TASK DIRECTIONS:
Quote everything in the items below, from the line containing "detect and localize" down to the line containing "devtools-toolbar: Dimensions: Responsive", including both of those lines and changing nothing.

PROVIDED DATA:
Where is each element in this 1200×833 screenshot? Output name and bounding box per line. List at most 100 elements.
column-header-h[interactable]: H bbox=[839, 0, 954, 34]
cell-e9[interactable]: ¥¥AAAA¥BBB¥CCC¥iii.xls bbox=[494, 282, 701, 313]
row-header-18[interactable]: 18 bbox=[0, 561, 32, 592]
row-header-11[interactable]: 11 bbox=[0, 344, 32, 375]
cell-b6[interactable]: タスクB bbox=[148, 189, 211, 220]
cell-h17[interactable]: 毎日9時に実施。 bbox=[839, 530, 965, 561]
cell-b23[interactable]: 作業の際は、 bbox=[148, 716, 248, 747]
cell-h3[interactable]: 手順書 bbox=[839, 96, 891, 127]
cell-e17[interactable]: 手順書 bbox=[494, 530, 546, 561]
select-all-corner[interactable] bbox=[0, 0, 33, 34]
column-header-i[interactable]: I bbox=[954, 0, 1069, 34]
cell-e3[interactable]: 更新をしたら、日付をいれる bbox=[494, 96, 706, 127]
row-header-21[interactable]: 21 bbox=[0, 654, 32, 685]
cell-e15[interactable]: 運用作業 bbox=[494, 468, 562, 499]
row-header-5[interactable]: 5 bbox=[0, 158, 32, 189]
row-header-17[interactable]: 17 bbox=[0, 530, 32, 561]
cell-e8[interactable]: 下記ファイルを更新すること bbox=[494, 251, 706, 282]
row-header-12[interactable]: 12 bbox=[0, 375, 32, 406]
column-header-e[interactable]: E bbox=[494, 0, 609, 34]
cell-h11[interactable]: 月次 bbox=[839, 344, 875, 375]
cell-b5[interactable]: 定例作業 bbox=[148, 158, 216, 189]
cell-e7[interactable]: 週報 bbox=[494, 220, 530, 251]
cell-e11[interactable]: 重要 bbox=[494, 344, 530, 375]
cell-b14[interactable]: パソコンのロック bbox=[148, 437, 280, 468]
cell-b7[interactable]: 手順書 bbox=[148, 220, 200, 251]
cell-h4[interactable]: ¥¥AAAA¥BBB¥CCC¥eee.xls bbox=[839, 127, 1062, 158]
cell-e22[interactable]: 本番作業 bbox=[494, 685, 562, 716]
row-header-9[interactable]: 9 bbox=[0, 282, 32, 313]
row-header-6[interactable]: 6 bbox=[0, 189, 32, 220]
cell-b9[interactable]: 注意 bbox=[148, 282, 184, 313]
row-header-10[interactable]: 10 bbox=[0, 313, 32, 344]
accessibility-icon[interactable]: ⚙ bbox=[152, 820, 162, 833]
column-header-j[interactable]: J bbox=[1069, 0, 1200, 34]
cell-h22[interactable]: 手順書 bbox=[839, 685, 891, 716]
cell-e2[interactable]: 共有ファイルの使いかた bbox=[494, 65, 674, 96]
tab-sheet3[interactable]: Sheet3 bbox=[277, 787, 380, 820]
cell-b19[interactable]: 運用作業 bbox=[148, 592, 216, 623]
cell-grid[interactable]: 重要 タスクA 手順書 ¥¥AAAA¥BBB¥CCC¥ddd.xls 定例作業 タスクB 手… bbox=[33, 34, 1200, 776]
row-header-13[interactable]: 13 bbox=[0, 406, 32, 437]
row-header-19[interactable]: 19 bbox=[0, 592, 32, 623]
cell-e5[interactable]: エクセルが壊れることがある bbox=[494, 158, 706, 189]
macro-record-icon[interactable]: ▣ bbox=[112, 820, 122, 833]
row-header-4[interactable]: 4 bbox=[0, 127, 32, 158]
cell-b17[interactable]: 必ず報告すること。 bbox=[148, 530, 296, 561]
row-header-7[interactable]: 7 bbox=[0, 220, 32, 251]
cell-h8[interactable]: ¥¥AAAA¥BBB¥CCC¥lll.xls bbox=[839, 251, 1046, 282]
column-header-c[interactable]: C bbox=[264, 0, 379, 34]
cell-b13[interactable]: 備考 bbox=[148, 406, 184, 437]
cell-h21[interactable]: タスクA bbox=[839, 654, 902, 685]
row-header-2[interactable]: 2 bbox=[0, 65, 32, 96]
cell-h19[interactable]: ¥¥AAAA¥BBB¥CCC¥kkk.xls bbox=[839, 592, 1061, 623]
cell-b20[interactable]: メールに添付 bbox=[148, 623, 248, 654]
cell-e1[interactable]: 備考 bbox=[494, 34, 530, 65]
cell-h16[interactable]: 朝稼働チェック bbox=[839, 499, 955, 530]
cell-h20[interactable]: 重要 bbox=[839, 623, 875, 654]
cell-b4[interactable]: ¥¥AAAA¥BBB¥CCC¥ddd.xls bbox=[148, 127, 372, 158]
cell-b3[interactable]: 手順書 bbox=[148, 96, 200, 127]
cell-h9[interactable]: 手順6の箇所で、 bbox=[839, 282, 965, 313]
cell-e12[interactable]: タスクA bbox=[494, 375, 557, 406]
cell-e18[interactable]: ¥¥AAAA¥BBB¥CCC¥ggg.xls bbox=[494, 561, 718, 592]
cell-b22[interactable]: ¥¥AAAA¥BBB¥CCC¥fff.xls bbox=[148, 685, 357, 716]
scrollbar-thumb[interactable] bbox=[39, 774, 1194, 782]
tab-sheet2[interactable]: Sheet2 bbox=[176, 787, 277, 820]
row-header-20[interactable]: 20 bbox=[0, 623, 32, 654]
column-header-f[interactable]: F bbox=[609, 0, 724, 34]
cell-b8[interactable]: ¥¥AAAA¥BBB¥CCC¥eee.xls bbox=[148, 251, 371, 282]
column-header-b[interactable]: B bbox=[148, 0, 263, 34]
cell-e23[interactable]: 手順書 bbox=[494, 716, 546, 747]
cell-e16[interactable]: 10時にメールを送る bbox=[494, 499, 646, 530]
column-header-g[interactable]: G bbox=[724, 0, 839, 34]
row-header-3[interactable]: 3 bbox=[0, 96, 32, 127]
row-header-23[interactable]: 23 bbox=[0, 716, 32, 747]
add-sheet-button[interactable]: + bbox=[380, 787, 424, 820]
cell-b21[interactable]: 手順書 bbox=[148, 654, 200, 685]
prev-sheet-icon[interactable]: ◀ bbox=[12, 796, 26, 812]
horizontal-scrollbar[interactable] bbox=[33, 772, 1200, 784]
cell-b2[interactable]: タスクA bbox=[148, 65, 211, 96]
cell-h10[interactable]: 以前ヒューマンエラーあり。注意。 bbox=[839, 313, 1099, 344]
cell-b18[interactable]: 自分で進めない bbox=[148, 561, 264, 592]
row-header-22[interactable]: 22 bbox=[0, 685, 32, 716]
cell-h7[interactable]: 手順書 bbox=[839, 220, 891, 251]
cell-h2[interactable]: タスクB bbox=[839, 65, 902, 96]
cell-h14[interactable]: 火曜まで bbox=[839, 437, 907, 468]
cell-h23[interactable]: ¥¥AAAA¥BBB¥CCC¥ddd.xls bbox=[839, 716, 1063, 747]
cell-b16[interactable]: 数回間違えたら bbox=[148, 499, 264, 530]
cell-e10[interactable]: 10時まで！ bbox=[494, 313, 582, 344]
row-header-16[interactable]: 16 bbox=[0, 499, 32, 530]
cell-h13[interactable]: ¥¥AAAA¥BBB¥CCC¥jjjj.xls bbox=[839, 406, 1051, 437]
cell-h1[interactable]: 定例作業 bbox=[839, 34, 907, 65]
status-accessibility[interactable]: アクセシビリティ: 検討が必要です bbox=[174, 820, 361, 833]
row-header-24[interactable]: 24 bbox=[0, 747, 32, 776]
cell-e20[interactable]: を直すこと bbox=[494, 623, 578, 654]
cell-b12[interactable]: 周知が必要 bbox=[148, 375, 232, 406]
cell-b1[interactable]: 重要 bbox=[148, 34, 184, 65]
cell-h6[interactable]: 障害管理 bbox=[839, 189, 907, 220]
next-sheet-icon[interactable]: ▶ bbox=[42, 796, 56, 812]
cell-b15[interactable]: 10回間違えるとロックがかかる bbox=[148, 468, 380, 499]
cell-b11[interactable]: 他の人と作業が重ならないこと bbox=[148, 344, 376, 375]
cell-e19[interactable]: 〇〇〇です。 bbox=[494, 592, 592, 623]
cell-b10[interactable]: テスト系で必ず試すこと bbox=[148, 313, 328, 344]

--

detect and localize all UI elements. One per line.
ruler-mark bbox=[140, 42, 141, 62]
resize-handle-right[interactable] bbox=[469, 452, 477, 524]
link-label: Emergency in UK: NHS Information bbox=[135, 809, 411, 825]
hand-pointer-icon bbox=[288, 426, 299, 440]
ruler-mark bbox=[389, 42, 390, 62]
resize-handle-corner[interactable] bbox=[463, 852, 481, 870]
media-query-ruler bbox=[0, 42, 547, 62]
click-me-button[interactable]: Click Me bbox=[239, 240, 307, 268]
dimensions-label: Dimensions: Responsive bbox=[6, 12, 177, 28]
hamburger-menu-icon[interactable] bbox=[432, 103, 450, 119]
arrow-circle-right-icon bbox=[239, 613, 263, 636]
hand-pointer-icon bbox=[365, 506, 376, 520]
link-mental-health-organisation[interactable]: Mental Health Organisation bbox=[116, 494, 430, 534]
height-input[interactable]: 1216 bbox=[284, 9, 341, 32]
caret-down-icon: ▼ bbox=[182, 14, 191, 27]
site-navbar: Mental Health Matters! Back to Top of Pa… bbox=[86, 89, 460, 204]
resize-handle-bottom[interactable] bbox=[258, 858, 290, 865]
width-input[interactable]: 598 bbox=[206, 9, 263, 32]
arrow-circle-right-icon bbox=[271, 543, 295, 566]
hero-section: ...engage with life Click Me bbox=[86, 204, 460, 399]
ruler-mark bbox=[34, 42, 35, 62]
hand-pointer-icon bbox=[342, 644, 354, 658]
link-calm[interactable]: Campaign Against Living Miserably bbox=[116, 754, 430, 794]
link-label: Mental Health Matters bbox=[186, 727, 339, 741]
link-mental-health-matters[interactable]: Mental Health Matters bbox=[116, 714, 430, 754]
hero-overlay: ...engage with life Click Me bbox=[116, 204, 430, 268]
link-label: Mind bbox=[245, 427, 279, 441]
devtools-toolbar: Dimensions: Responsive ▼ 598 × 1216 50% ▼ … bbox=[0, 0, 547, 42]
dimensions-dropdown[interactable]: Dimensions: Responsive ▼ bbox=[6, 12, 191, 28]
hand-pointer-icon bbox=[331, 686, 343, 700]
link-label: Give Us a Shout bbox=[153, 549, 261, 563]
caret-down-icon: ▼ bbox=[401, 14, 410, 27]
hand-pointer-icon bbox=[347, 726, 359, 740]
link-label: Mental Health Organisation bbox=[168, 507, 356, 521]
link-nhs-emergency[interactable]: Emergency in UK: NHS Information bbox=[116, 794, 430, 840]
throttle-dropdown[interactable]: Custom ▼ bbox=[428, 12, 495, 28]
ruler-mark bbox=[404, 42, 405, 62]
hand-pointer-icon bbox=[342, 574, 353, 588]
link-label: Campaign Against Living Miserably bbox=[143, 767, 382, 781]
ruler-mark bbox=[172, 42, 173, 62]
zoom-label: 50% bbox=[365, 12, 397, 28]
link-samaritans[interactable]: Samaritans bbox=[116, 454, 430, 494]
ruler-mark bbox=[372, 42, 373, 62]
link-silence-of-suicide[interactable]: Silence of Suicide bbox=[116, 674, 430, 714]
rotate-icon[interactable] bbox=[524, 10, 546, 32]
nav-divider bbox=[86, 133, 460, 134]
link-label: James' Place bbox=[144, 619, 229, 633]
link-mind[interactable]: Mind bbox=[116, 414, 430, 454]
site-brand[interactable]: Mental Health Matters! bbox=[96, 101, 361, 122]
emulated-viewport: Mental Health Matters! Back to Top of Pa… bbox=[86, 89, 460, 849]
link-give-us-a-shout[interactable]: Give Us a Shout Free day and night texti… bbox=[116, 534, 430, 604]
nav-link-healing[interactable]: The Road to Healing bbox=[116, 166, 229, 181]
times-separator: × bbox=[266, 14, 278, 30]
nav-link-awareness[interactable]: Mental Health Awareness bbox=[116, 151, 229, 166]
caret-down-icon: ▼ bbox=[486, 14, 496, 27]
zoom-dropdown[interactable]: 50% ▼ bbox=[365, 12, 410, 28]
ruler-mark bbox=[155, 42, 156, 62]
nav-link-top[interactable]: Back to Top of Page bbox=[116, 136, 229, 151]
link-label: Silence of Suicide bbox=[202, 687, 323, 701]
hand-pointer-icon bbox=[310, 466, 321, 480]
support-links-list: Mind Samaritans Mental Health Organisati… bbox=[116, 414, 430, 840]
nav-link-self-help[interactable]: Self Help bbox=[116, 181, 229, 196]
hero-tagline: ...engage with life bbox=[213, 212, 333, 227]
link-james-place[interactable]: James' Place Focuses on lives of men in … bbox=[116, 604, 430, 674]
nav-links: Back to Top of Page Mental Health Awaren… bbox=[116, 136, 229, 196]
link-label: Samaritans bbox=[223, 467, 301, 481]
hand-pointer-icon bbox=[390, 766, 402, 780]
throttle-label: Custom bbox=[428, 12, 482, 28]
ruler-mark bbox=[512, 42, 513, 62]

...

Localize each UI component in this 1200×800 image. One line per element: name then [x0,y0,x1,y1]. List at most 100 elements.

WRITTEN RESPONSE:
detect and localize all UI elements. One per line.
ruler-mark bbox=[140, 42, 141, 62]
resize-handle-right[interactable] bbox=[469, 452, 477, 524]
link-label: Emergency in UK: NHS Information bbox=[135, 809, 411, 825]
hand-pointer-icon bbox=[288, 426, 299, 440]
ruler-mark bbox=[389, 42, 390, 62]
resize-handle-corner[interactable] bbox=[463, 852, 481, 870]
media-query-ruler bbox=[0, 42, 547, 62]
click-me-button[interactable]: Click Me bbox=[239, 240, 307, 268]
dimensions-label: Dimensions: Responsive bbox=[6, 12, 177, 28]
hamburger-menu-icon[interactable] bbox=[432, 103, 450, 119]
arrow-circle-right-icon bbox=[239, 613, 263, 636]
hand-pointer-icon bbox=[365, 506, 376, 520]
link-mental-health-organisation[interactable]: Mental Health Organisation bbox=[116, 494, 430, 534]
height-input[interactable]: 1216 bbox=[284, 9, 341, 32]
caret-down-icon: ▼ bbox=[182, 14, 191, 27]
site-navbar: Mental Health Matters! Back to Top of Pa… bbox=[86, 89, 460, 204]
resize-handle-bottom[interactable] bbox=[258, 858, 290, 865]
width-input[interactable]: 598 bbox=[206, 9, 263, 32]
arrow-circle-right-icon bbox=[271, 543, 295, 566]
hero-section: ...engage with life Click Me bbox=[86, 204, 460, 399]
ruler-mark bbox=[34, 42, 35, 62]
hand-pointer-icon bbox=[342, 644, 354, 658]
link-calm[interactable]: Campaign Against Living Miserably bbox=[116, 754, 430, 794]
link-label: Mental Health Matters bbox=[186, 727, 339, 741]
link-mental-health-matters[interactable]: Mental Health Matters bbox=[116, 714, 430, 754]
hero-overlay: ...engage with life Click Me bbox=[116, 204, 430, 268]
link-label: Mind bbox=[245, 427, 279, 441]
devtools-toolbar: Dimensions: Responsive ▼ 598 × 1216 50% ▼ … bbox=[0, 0, 547, 42]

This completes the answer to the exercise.